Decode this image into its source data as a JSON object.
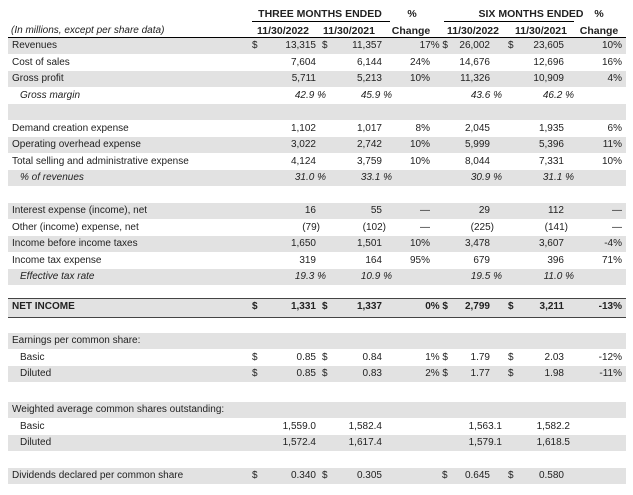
{
  "header": {
    "three_months": "THREE MONTHS ENDED",
    "pct_change": "%",
    "change": "Change",
    "six_months": "SIX MONTHS ENDED",
    "pct_change2": "%",
    "change2": "Change",
    "date_a": "11/30/2022",
    "date_b": "11/30/2021",
    "date_c": "11/30/2022",
    "date_d": "11/30/2021",
    "caption": "(In millions, except per share data)"
  },
  "rows": {
    "revenues": {
      "label": "Revenues",
      "s1": "$",
      "v1": "13,315",
      "s2": "$",
      "v2": "11,357",
      "p1": "17% $",
      "v3": "26,002",
      "s4": "$",
      "v4": "23,605",
      "p2": "10%"
    },
    "cost_of_sales": {
      "label": "Cost of sales",
      "v1": "7,604",
      "v2": "6,144",
      "p1": "24%",
      "v3": "14,676",
      "v4": "12,696",
      "p2": "16%"
    },
    "gross_profit": {
      "label": "Gross profit",
      "v1": "5,711",
      "v2": "5,213",
      "p1": "10%",
      "v3": "11,326",
      "v4": "10,909",
      "p2": "4%"
    },
    "gross_margin": {
      "label": "Gross margin",
      "v1": "42.9 %",
      "v2": "45.9 %",
      "v3": "43.6 %",
      "v4": "46.2 %"
    },
    "demand_creation": {
      "label": "Demand creation expense",
      "v1": "1,102",
      "v2": "1,017",
      "p1": "8%",
      "v3": "2,045",
      "v4": "1,935",
      "p2": "6%"
    },
    "operating_overhead": {
      "label": "Operating overhead expense",
      "v1": "3,022",
      "v2": "2,742",
      "p1": "10%",
      "v3": "5,999",
      "v4": "5,396",
      "p2": "11%"
    },
    "total_sga": {
      "label": "Total selling and administrative expense",
      "v1": "4,124",
      "v2": "3,759",
      "p1": "10%",
      "v3": "8,044",
      "v4": "7,331",
      "p2": "10%"
    },
    "pct_revenues": {
      "label": "% of revenues",
      "v1": "31.0 %",
      "v2": "33.1 %",
      "v3": "30.9 %",
      "v4": "31.1 %"
    },
    "interest_expense": {
      "label": "Interest expense (income), net",
      "v1": "16",
      "v2": "55",
      "p1": "—",
      "v3": "29",
      "v4": "112",
      "p2": "—"
    },
    "other_income": {
      "label": "Other (income) expense, net",
      "v1": "(79)",
      "v2": "(102)",
      "p1": "—",
      "v3": "(225)",
      "v4": "(141)",
      "p2": "—"
    },
    "income_before_tax": {
      "label": "Income before income taxes",
      "v1": "1,650",
      "v2": "1,501",
      "p1": "10%",
      "v3": "3,478",
      "v4": "3,607",
      "p2": "-4%"
    },
    "income_tax": {
      "label": "Income tax expense",
      "v1": "319",
      "v2": "164",
      "p1": "95%",
      "v3": "679",
      "v4": "396",
      "p2": "71%"
    },
    "effective_tax_rate": {
      "label": "Effective tax rate",
      "v1": "19.3 %",
      "v2": "10.9 %",
      "v3": "19.5 %",
      "v4": "11.0 %"
    },
    "net_income": {
      "label": "NET INCOME",
      "s1": "$",
      "v1": "1,331",
      "s2": "$",
      "v2": "1,337",
      "p1": "0% $",
      "v3": "2,799",
      "s4": "$",
      "v4": "3,211",
      "p2": "-13%"
    },
    "eps_heading": {
      "label": "Earnings per common share:"
    },
    "eps_basic": {
      "label": "Basic",
      "s1": "$",
      "v1": "0.85",
      "s2": "$",
      "v2": "0.84",
      "p1": "1% $",
      "v3": "1.79",
      "s4": "$",
      "v4": "2.03",
      "p2": "-12%"
    },
    "eps_diluted": {
      "label": "Diluted",
      "s1": "$",
      "v1": "0.85",
      "s2": "$",
      "v2": "0.83",
      "p1": "2% $",
      "v3": "1.77",
      "s4": "$",
      "v4": "1.98",
      "p2": "-11%"
    },
    "shares_heading": {
      "label": "Weighted average common shares outstanding:"
    },
    "shares_basic": {
      "label": "Basic",
      "v1": "1,559.0",
      "v2": "1,582.4",
      "v3": "1,563.1",
      "v4": "1,582.2"
    },
    "shares_diluted": {
      "label": "Diluted",
      "v1": "1,572.4",
      "v2": "1,617.4",
      "v3": "1,579.1",
      "v4": "1,618.5"
    },
    "dividends": {
      "label": "Dividends declared per common share",
      "s1": "$",
      "v1": "0.340",
      "s2": "$",
      "v2": "0.305",
      "s3": "$",
      "v3": "0.645",
      "s4": "$",
      "v4": "0.580"
    }
  }
}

+ + + + +

Task instructions
Each line above is to be copied verbatim. Drop any image from the copy.

Expected answer
Decode this image into its source data as a JSON object.
{
  "header": {
    "three_months": "THREE MONTHS ENDED",
    "pct_change": "%",
    "change": "Change",
    "six_months": "SIX MONTHS ENDED",
    "pct_change2": "%",
    "change2": "Change",
    "date_a": "11/30/2022",
    "date_b": "11/30/2021",
    "date_c": "11/30/2022",
    "date_d": "11/30/2021",
    "caption": "(In millions, except per share data)"
  },
  "rows": {
    "revenues": {
      "label": "Revenues",
      "s1": "$",
      "v1": "13,315",
      "s2": "$",
      "v2": "11,357",
      "p1": "17% $",
      "v3": "26,002",
      "s4": "$",
      "v4": "23,605",
      "p2": "10%"
    },
    "cost_of_sales": {
      "label": "Cost of sales",
      "v1": "7,604",
      "v2": "6,144",
      "p1": "24%",
      "v3": "14,676",
      "v4": "12,696",
      "p2": "16%"
    },
    "gross_profit": {
      "label": "Gross profit",
      "v1": "5,711",
      "v2": "5,213",
      "p1": "10%",
      "v3": "11,326",
      "v4": "10,909",
      "p2": "4%"
    },
    "gross_margin": {
      "label": "Gross margin",
      "v1": "42.9 %",
      "v2": "45.9 %",
      "v3": "43.6 %",
      "v4": "46.2 %"
    },
    "demand_creation": {
      "label": "Demand creation expense",
      "v1": "1,102",
      "v2": "1,017",
      "p1": "8%",
      "v3": "2,045",
      "v4": "1,935",
      "p2": "6%"
    },
    "operating_overhead": {
      "label": "Operating overhead expense",
      "v1": "3,022",
      "v2": "2,742",
      "p1": "10%",
      "v3": "5,999",
      "v4": "5,396",
      "p2": "11%"
    },
    "total_sga": {
      "label": "Total selling and administrative expense",
      "v1": "4,124",
      "v2": "3,759",
      "p1": "10%",
      "v3": "8,044",
      "v4": "7,331",
      "p2": "10%"
    },
    "pct_revenues": {
      "label": "% of revenues",
      "v1": "31.0 %",
      "v2": "33.1 %",
      "v3": "30.9 %",
      "v4": "31.1 %"
    },
    "interest_expense": {
      "label": "Interest expense (income), net",
      "v1": "16",
      "v2": "55",
      "p1": "—",
      "v3": "29",
      "v4": "112",
      "p2": "—"
    },
    "other_income": {
      "label": "Other (income) expense, net",
      "v1": "(79)",
      "v2": "(102)",
      "p1": "—",
      "v3": "(225)",
      "v4": "(141)",
      "p2": "—"
    },
    "income_before_tax": {
      "label": "Income before income taxes",
      "v1": "1,650",
      "v2": "1,501",
      "p1": "10%",
      "v3": "3,478",
      "v4": "3,607",
      "p2": "-4%"
    },
    "income_tax": {
      "label": "Income tax expense",
      "v1": "319",
      "v2": "164",
      "p1": "95%",
      "v3": "679",
      "v4": "396",
      "p2": "71%"
    },
    "effective_tax_rate": {
      "label": "Effective tax rate",
      "v1": "19.3 %",
      "v2": "10.9 %",
      "v3": "19.5 %",
      "v4": "11.0 %"
    },
    "net_income": {
      "label": "NET INCOME",
      "s1": "$",
      "v1": "1,331",
      "s2": "$",
      "v2": "1,337",
      "p1": "0% $",
      "v3": "2,799",
      "s4": "$",
      "v4": "3,211",
      "p2": "-13%"
    },
    "eps_heading": {
      "label": "Earnings per common share:"
    },
    "eps_basic": {
      "label": "Basic",
      "s1": "$",
      "v1": "0.85",
      "s2": "$",
      "v2": "0.84",
      "p1": "1% $",
      "v3": "1.79",
      "s4": "$",
      "v4": "2.03",
      "p2": "-12%"
    },
    "eps_diluted": {
      "label": "Diluted",
      "s1": "$",
      "v1": "0.85",
      "s2": "$",
      "v2": "0.83",
      "p1": "2% $",
      "v3": "1.77",
      "s4": "$",
      "v4": "1.98",
      "p2": "-11%"
    },
    "shares_heading": {
      "label": "Weighted average common shares outstanding:"
    },
    "shares_basic": {
      "label": "Basic",
      "v1": "1,559.0",
      "v2": "1,582.4",
      "v3": "1,563.1",
      "v4": "1,582.2"
    },
    "shares_diluted": {
      "label": "Diluted",
      "v1": "1,572.4",
      "v2": "1,617.4",
      "v3": "1,579.1",
      "v4": "1,618.5"
    },
    "dividends": {
      "label": "Dividends declared per common share",
      "s1": "$",
      "v1": "0.340",
      "s2": "$",
      "v2": "0.305",
      "s3": "$",
      "v3": "0.645",
      "s4": "$",
      "v4": "0.580"
    }
  }
}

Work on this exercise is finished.